══ Data supplied ══

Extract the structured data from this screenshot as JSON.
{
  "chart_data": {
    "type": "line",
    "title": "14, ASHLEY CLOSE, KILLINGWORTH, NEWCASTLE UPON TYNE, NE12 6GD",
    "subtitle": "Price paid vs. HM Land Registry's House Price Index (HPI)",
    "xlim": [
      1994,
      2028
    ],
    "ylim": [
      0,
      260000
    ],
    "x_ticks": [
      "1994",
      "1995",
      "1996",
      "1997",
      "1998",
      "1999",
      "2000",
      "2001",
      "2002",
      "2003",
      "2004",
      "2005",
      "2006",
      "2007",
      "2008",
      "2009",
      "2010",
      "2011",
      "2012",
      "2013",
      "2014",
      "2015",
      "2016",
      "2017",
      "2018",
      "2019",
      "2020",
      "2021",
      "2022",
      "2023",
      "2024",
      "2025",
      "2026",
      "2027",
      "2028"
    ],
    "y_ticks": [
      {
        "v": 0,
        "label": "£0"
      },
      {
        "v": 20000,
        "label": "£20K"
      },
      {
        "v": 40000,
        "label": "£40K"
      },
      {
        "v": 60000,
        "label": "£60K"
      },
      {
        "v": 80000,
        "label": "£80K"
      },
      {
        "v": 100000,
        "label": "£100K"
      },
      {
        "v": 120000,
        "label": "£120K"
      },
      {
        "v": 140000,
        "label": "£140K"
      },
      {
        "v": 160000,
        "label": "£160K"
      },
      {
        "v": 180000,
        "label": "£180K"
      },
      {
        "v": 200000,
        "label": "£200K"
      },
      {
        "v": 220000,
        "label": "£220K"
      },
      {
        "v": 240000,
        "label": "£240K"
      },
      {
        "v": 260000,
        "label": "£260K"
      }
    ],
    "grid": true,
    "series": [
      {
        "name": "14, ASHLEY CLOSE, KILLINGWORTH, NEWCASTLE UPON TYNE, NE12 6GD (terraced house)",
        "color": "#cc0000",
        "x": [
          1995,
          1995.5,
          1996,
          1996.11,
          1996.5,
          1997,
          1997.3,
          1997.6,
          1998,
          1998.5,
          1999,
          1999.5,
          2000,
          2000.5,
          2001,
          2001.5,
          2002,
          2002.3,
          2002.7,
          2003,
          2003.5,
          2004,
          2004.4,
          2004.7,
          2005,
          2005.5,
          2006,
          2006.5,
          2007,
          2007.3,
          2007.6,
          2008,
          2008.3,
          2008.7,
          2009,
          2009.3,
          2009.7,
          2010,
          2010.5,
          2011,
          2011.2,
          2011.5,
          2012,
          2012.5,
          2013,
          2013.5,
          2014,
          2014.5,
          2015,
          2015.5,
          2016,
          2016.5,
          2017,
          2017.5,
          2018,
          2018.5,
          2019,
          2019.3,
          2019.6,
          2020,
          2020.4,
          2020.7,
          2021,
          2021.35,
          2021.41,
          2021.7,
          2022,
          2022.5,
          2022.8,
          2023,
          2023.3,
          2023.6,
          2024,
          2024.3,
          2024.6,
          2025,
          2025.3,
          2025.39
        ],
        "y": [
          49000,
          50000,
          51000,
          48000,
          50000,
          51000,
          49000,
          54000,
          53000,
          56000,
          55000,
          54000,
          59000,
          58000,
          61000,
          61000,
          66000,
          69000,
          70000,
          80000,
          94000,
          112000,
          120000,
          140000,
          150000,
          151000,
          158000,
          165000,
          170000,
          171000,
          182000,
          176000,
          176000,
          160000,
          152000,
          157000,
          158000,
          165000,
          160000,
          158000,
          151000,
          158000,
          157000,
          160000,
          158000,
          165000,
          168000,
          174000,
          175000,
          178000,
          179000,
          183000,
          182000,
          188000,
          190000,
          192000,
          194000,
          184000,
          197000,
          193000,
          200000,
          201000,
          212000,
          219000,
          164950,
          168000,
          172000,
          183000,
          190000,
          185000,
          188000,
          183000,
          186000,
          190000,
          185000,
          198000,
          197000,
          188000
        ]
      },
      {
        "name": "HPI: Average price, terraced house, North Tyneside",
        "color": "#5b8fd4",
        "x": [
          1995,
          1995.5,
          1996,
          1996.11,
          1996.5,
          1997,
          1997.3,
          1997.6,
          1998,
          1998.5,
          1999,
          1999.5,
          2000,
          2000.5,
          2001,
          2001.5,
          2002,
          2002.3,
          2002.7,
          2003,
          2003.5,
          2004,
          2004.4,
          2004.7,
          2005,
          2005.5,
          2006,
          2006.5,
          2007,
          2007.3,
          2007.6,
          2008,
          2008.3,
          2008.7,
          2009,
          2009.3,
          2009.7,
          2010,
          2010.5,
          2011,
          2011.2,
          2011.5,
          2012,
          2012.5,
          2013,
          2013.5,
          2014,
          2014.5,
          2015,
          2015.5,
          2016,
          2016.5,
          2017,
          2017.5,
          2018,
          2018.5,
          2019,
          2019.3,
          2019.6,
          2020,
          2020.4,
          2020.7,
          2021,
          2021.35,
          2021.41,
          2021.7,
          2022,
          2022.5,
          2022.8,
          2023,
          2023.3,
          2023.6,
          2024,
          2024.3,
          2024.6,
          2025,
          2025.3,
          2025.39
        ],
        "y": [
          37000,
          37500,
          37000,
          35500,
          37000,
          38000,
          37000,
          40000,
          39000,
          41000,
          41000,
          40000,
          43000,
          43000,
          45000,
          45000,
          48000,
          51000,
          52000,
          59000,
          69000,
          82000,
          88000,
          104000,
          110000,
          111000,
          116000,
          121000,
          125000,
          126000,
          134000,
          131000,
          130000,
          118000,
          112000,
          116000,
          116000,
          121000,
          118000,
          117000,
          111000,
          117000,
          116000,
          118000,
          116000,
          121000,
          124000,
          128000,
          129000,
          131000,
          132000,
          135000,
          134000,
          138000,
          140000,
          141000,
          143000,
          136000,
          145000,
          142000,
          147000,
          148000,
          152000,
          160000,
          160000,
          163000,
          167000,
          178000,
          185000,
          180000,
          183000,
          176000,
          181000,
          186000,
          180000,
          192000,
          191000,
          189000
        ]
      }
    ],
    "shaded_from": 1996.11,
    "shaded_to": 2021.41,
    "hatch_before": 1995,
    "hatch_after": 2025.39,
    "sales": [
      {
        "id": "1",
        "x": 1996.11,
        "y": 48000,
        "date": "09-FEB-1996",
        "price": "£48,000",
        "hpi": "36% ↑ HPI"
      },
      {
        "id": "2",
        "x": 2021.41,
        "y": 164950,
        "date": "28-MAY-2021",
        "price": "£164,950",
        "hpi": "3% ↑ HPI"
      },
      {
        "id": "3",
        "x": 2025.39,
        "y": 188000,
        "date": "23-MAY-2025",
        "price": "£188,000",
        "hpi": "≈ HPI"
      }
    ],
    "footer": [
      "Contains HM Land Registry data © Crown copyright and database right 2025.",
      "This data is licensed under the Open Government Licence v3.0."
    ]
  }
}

═══

Problem requirements – Please restate the records in full, word for word.

Final answer –
Extract the structured data from this screenshot as JSON.
{
  "chart_data": {
    "type": "line",
    "title": "14, ASHLEY CLOSE, KILLINGWORTH, NEWCASTLE UPON TYNE, NE12 6GD",
    "subtitle": "Price paid vs. HM Land Registry's House Price Index (HPI)",
    "xlim": [
      1994,
      2028
    ],
    "ylim": [
      0,
      260000
    ],
    "x_ticks": [
      "1994",
      "1995",
      "1996",
      "1997",
      "1998",
      "1999",
      "2000",
      "2001",
      "2002",
      "2003",
      "2004",
      "2005",
      "2006",
      "2007",
      "2008",
      "2009",
      "2010",
      "2011",
      "2012",
      "2013",
      "2014",
      "2015",
      "2016",
      "2017",
      "2018",
      "2019",
      "2020",
      "2021",
      "2022",
      "2023",
      "2024",
      "2025",
      "2026",
      "2027",
      "2028"
    ],
    "y_ticks": [
      {
        "v": 0,
        "label": "£0"
      },
      {
        "v": 20000,
        "label": "£20K"
      },
      {
        "v": 40000,
        "label": "£40K"
      },
      {
        "v": 60000,
        "label": "£60K"
      },
      {
        "v": 80000,
        "label": "£80K"
      },
      {
        "v": 100000,
        "label": "£100K"
      },
      {
        "v": 120000,
        "label": "£120K"
      },
      {
        "v": 140000,
        "label": "£140K"
      },
      {
        "v": 160000,
        "label": "£160K"
      },
      {
        "v": 180000,
        "label": "£180K"
      },
      {
        "v": 200000,
        "label": "£200K"
      },
      {
        "v": 220000,
        "label": "£220K"
      },
      {
        "v": 240000,
        "label": "£240K"
      },
      {
        "v": 260000,
        "label": "£260K"
      }
    ],
    "grid": true,
    "series": [
      {
        "name": "14, ASHLEY CLOSE, KILLINGWORTH, NEWCASTLE UPON TYNE, NE12 6GD (terraced house)",
        "color": "#cc0000",
        "x": [
          1995,
          1995.5,
          1996,
          1996.11,
          1996.5,
          1997,
          1997.3,
          1997.6,
          1998,
          1998.5,
          1999,
          1999.5,
          2000,
          2000.5,
          2001,
          2001.5,
          2002,
          2002.3,
          2002.7,
          2003,
          2003.5,
          2004,
          2004.4,
          2004.7,
          2005,
          2005.5,
          2006,
          2006.5,
          2007,
          2007.3,
          2007.6,
          2008,
          2008.3,
          2008.7,
          2009,
          2009.3,
          2009.7,
          2010,
          2010.5,
          2011,
          2011.2,
          2011.5,
          2012,
          2012.5,
          2013,
          2013.5,
          2014,
          2014.5,
          2015,
          2015.5,
          2016,
          2016.5,
          2017,
          2017.5,
          2018,
          2018.5,
          2019,
          2019.3,
          2019.6,
          2020,
          2020.4,
          2020.7,
          2021,
          2021.35,
          2021.41,
          2021.7,
          2022,
          2022.5,
          2022.8,
          2023,
          2023.3,
          2023.6,
          2024,
          2024.3,
          2024.6,
          2025,
          2025.3,
          2025.39
        ],
        "y": [
          49000,
          50000,
          51000,
          48000,
          50000,
          51000,
          49000,
          54000,
          53000,
          56000,
          55000,
          54000,
          59000,
          58000,
          61000,
          61000,
          66000,
          69000,
          70000,
          80000,
          94000,
          112000,
          120000,
          140000,
          150000,
          151000,
          158000,
          165000,
          170000,
          171000,
          182000,
          176000,
          176000,
          160000,
          152000,
          157000,
          158000,
          165000,
          160000,
          158000,
          151000,
          158000,
          157000,
          160000,
          158000,
          165000,
          168000,
          174000,
          175000,
          178000,
          179000,
          183000,
          182000,
          188000,
          190000,
          192000,
          194000,
          184000,
          197000,
          193000,
          200000,
          201000,
          212000,
          219000,
          164950,
          168000,
          172000,
          183000,
          190000,
          185000,
          188000,
          183000,
          186000,
          190000,
          185000,
          198000,
          197000,
          188000
        ]
      },
      {
        "name": "HPI: Average price, terraced house, North Tyneside",
        "color": "#5b8fd4",
        "x": [
          1995,
          1995.5,
          1996,
          1996.11,
          1996.5,
          1997,
          1997.3,
          1997.6,
          1998,
          1998.5,
          1999,
          1999.5,
          2000,
          2000.5,
          2001,
          2001.5,
          2002,
          2002.3,
          2002.7,
          2003,
          2003.5,
          2004,
          2004.4,
          2004.7,
          2005,
          2005.5,
          2006,
          2006.5,
          2007,
          2007.3,
          2007.6,
          2008,
          2008.3,
          2008.7,
          2009,
          2009.3,
          2009.7,
          2010,
          2010.5,
          2011,
          2011.2,
          2011.5,
          2012,
          2012.5,
          2013,
          2013.5,
          2014,
          2014.5,
          2015,
          2015.5,
          2016,
          2016.5,
          2017,
          2017.5,
          2018,
          2018.5,
          2019,
          2019.3,
          2019.6,
          2020,
          2020.4,
          2020.7,
          2021,
          2021.35,
          2021.41,
          2021.7,
          2022,
          2022.5,
          2022.8,
          2023,
          2023.3,
          2023.6,
          2024,
          2024.3,
          2024.6,
          2025,
          2025.3,
          2025.39
        ],
        "y": [
          37000,
          37500,
          37000,
          35500,
          37000,
          38000,
          37000,
          40000,
          39000,
          41000,
          41000,
          40000,
          43000,
          43000,
          45000,
          45000,
          48000,
          51000,
          52000,
          59000,
          69000,
          82000,
          88000,
          104000,
          110000,
          111000,
          116000,
          121000,
          125000,
          126000,
          134000,
          131000,
          130000,
          118000,
          112000,
          116000,
          116000,
          121000,
          118000,
          117000,
          111000,
          117000,
          116000,
          118000,
          116000,
          121000,
          124000,
          128000,
          129000,
          131000,
          132000,
          135000,
          134000,
          138000,
          140000,
          141000,
          143000,
          136000,
          145000,
          142000,
          147000,
          148000,
          152000,
          160000,
          160000,
          163000,
          167000,
          178000,
          185000,
          180000,
          183000,
          176000,
          181000,
          186000,
          180000,
          192000,
          191000,
          189000
        ]
      }
    ],
    "shaded_from": 1996.11,
    "shaded_to": 2021.41,
    "hatch_before": 1995,
    "hatch_after": 2025.39,
    "sales": [
      {
        "id": "1",
        "x": 1996.11,
        "y": 48000,
        "date": "09-FEB-1996",
        "price": "£48,000",
        "hpi": "36% ↑ HPI"
      },
      {
        "id": "2",
        "x": 2021.41,
        "y": 164950,
        "date": "28-MAY-2021",
        "price": "£164,950",
        "hpi": "3% ↑ HPI"
      },
      {
        "id": "3",
        "x": 2025.39,
        "y": 188000,
        "date": "23-MAY-2025",
        "price": "£188,000",
        "hpi": "≈ HPI"
      }
    ],
    "footer": [
      "Contains HM Land Registry data © Crown copyright and database right 2025.",
      "This data is licensed under the Open Government Licence v3.0."
    ]
  }
}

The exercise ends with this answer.